:: Your task ::
Write the records out again, keeping each line exactly as it is.

:: Exercise input ::
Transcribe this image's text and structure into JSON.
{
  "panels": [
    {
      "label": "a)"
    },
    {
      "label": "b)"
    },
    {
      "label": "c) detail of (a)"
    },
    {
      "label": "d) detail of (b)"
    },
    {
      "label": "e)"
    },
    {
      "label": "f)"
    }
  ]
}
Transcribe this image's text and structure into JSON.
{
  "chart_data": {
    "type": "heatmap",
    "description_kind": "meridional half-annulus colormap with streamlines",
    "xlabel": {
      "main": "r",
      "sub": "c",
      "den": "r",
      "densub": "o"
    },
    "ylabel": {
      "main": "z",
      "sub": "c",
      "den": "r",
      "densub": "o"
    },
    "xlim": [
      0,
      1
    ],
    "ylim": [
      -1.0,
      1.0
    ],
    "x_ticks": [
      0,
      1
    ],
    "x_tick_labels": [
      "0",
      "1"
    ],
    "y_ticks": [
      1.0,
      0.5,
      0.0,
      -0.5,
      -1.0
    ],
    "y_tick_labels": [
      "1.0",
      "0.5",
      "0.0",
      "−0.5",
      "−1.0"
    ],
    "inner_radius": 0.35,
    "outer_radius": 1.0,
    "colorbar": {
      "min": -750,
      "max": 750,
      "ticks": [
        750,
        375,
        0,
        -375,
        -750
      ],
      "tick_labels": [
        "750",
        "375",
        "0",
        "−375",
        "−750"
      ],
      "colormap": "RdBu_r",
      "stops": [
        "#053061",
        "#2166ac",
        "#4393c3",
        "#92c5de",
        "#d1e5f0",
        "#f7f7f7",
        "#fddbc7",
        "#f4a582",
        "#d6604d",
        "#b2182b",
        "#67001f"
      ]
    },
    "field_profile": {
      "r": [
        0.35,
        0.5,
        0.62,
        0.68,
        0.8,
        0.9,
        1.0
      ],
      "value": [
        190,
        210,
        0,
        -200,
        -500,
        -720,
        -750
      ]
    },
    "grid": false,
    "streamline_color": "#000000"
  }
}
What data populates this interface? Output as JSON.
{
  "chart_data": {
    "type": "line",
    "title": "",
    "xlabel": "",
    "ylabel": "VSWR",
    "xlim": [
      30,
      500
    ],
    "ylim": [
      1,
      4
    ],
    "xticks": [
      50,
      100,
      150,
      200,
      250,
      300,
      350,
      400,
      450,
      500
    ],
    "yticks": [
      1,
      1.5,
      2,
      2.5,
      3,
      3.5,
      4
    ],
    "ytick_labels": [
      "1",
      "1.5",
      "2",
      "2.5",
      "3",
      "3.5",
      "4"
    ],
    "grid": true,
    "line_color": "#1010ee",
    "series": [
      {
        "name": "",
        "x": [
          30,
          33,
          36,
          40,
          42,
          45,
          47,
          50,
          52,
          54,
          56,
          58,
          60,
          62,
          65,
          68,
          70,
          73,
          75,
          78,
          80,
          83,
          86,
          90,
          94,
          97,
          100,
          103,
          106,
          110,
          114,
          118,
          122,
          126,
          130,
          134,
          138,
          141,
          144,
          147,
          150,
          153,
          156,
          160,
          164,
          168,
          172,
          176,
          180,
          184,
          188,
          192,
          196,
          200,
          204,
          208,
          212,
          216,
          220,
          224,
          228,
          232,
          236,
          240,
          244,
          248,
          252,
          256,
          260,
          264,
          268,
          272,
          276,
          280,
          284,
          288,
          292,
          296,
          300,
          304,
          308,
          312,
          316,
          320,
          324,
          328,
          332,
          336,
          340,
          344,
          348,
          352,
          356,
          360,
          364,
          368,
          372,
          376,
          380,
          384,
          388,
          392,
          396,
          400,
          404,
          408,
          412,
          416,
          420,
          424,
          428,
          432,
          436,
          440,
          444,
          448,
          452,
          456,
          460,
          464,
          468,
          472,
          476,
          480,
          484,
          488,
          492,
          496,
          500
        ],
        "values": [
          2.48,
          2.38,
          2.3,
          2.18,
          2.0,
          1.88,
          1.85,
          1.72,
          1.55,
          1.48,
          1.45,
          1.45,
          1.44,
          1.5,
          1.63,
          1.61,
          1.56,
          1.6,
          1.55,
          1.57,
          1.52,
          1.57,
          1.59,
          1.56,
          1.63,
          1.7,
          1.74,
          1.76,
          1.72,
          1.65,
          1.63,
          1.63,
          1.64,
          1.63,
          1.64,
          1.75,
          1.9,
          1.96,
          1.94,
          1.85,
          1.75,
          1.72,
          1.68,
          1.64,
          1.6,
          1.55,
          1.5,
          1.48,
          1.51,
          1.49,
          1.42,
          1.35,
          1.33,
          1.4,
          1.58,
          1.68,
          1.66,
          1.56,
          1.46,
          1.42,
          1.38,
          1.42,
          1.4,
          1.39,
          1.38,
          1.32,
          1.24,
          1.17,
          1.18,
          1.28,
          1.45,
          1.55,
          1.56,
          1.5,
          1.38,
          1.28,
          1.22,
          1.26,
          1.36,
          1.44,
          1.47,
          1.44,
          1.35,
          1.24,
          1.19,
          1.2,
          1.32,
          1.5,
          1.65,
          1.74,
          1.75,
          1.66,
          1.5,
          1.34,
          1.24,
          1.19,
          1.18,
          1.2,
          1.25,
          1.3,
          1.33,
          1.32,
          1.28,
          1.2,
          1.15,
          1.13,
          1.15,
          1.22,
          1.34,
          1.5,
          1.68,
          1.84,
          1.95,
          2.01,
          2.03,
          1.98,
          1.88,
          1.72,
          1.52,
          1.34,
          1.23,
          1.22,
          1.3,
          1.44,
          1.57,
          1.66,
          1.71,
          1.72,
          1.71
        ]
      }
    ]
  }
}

:: Response ::
Transcribe this image's text and structure into JSON.
{
  "panels": [
    {
      "label": "a)"
    },
    {
      "label": "b)"
    },
    {
      "label": "c) detail of (a)"
    },
    {
      "label": "d) detail of (b)"
    },
    {
      "label": "e)"
    },
    {
      "label": "f)"
    }
  ]
}
Transcribe this image's text and structure into JSON.
{
  "chart_data": {
    "type": "heatmap",
    "description_kind": "meridional half-annulus colormap with streamlines",
    "xlabel": {
      "main": "r",
      "sub": "c",
      "den": "r",
      "densub": "o"
    },
    "ylabel": {
      "main": "z",
      "sub": "c",
      "den": "r",
      "densub": "o"
    },
    "xlim": [
      0,
      1
    ],
    "ylim": [
      -1.0,
      1.0
    ],
    "x_ticks": [
      0,
      1
    ],
    "x_tick_labels": [
      "0",
      "1"
    ],
    "y_ticks": [
      1.0,
      0.5,
      0.0,
      -0.5,
      -1.0
    ],
    "y_tick_labels": [
      "1.0",
      "0.5",
      "0.0",
      "−0.5",
      "−1.0"
    ],
    "inner_radius": 0.35,
    "outer_radius": 1.0,
    "colorbar": {
      "min": -750,
      "max": 750,
      "ticks": [
        750,
        375,
        0,
        -375,
        -750
      ],
      "tick_labels": [
        "750",
        "375",
        "0",
        "−375",
        "−750"
      ],
      "colormap": "RdBu_r",
      "stops": [
        "#053061",
        "#2166ac",
        "#4393c3",
        "#92c5de",
        "#d1e5f0",
        "#f7f7f7",
        "#fddbc7",
        "#f4a582",
        "#d6604d",
        "#b2182b",
        "#67001f"
      ]
    },
    "field_profile": {
      "r": [
        0.35,
        0.5,
        0.62,
        0.68,
        0.8,
        0.9,
        1.0
      ],
      "value": [
        190,
        210,
        0,
        -200,
        -500,
        -720,
        -750
      ]
    },
    "grid": false,
    "streamline_color": "#000000"
  }
}
What data populates this interface? Output as JSON.
{
  "chart_data": {
    "type": "line",
    "title": "",
    "xlabel": "",
    "ylabel": "VSWR",
    "xlim": [
      30,
      500
    ],
    "ylim": [
      1,
      4
    ],
    "xticks": [
      50,
      100,
      150,
      200,
      250,
      300,
      350,
      400,
      450,
      500
    ],
    "yticks": [
      1,
      1.5,
      2,
      2.5,
      3,
      3.5,
      4
    ],
    "ytick_labels": [
      "1",
      "1.5",
      "2",
      "2.5",
      "3",
      "3.5",
      "4"
    ],
    "grid": true,
    "line_color": "#1010ee",
    "series": [
      {
        "name": "",
        "x": [
          30,
          33,
          36,
          40,
          42,
          45,
          47,
          50,
          52,
          54,
          56,
          58,
          60,
          62,
          65,
          68,
          70,
          73,
          75,
          78,
          80,
          83,
          86,
          90,
          94,
          97,
          100,
          103,
          106,
          110,
          114,
          118,
          122,
          126,
          130,
          134,
          138,
          141,
          144,
          147,
          150,
          153,
          156,
          160,
          164,
          168,
          172,
          176,
          180,
          184,
          188,
          192,
          196,
          200,
          204,
          208,
          212,
          216,
          220,
          224,
          228,
          232,
          236,
          240,
          244,
          248,
          252,
          256,
          260,
          264,
          268,
          272,
          276,
          280,
          284,
          288,
          292,
          296,
          300,
          304,
          308,
          312,
          316,
          320,
          324,
          328,
          332,
          336,
          340,
          344,
          348,
          352,
          356,
          360,
          364,
          368,
          372,
          376,
          380,
          384,
          388,
          392,
          396,
          400,
          404,
          408,
          412,
          416,
          420,
          424,
          428,
          432,
          436,
          440,
          444,
          448,
          452,
          456,
          460,
          464,
          468,
          472,
          476,
          480,
          484,
          488,
          492,
          496,
          500
        ],
        "values": [
          2.48,
          2.38,
          2.3,
          2.18,
          2.0,
          1.88,
          1.85,
          1.72,
          1.55,
          1.48,
          1.45,
          1.45,
          1.44,
          1.5,
          1.63,
          1.61,
          1.56,
          1.6,
          1.55,
          1.57,
          1.52,
          1.57,
          1.59,
          1.56,
          1.63,
          1.7,
          1.74,
          1.76,
          1.72,
          1.65,
          1.63,
          1.63,
          1.64,
          1.63,
          1.64,
          1.75,
          1.9,
          1.96,
          1.94,
          1.85,
          1.75,
          1.72,
          1.68,
          1.64,
          1.6,
          1.55,
          1.5,
          1.48,
          1.51,
          1.49,
          1.42,
          1.35,
          1.33,
          1.4,
          1.58,
          1.68,
          1.66,
          1.56,
          1.46,
          1.42,
          1.38,
          1.42,
          1.4,
          1.39,
          1.38,
          1.32,
          1.24,
          1.17,
          1.18,
          1.28,
          1.45,
          1.55,
          1.56,
          1.5,
          1.38,
          1.28,
          1.22,
          1.26,
          1.36,
          1.44,
          1.47,
          1.44,
          1.35,
          1.24,
          1.19,
          1.2,
          1.32,
          1.5,
          1.65,
          1.74,
          1.75,
          1.66,
          1.5,
          1.34,
          1.24,
          1.19,
          1.18,
          1.2,
          1.25,
          1.3,
          1.33,
          1.32,
          1.28,
          1.2,
          1.15,
          1.13,
          1.15,
          1.22,
          1.34,
          1.5,
          1.68,
          1.84,
          1.95,
          2.01,
          2.03,
          1.98,
          1.88,
          1.72,
          1.52,
          1.34,
          1.23,
          1.22,
          1.3,
          1.44,
          1.57,
          1.66,
          1.71,
          1.72,
          1.71
        ]
      }
    ]
  }
}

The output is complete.